→ Stated problem: Search the listing for "thuế" and copy every line where it appears.

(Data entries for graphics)
--- BEGIN ---

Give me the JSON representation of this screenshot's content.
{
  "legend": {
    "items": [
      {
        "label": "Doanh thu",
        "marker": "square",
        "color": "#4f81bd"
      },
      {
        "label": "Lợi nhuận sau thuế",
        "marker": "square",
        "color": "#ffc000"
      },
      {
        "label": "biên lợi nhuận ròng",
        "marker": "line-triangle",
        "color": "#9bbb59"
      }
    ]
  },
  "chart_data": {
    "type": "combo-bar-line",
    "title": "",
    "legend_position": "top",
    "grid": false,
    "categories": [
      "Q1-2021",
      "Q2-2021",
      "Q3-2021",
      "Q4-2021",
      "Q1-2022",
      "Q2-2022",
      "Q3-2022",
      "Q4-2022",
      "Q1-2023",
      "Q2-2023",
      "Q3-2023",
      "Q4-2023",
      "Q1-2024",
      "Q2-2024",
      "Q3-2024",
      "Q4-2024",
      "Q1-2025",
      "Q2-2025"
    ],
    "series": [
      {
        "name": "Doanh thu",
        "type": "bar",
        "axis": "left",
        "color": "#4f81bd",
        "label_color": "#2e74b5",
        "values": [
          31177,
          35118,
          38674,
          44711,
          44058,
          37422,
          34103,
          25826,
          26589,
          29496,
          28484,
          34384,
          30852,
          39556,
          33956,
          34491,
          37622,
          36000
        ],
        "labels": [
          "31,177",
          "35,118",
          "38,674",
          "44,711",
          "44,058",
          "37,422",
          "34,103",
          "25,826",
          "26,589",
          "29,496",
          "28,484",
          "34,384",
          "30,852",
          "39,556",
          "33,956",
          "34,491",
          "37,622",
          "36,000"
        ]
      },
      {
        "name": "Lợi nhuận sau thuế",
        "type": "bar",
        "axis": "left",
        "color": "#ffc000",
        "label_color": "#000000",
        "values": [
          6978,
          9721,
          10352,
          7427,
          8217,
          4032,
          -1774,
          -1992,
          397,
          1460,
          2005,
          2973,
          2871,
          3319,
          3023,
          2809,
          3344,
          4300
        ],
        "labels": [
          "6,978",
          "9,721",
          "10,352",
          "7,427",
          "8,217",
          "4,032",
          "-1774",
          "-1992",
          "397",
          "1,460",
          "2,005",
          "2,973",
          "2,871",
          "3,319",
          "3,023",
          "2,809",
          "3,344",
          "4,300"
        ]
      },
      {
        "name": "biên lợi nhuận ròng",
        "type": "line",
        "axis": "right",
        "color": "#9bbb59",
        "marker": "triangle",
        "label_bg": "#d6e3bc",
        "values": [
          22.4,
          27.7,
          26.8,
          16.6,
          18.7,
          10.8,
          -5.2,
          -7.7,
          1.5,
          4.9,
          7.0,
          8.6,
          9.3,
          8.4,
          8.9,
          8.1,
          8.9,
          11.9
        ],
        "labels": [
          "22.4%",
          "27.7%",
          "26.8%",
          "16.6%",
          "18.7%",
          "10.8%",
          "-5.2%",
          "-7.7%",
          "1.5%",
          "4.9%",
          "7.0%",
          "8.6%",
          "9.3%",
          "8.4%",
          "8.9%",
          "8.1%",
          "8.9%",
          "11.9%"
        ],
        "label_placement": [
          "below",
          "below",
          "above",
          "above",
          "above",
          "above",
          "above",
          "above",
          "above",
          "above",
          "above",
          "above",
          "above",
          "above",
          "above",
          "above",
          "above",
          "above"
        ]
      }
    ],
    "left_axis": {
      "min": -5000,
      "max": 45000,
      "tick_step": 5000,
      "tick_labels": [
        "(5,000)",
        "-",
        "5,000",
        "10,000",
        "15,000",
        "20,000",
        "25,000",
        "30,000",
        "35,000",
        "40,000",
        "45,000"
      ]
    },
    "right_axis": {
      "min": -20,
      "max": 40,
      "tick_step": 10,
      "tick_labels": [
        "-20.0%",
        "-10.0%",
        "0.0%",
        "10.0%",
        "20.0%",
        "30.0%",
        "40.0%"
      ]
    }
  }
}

--- END ---

→ Worked solution:
        "label": "Lợi nhuận sau thuế",
        "name": "Lợi nhuận sau thuế",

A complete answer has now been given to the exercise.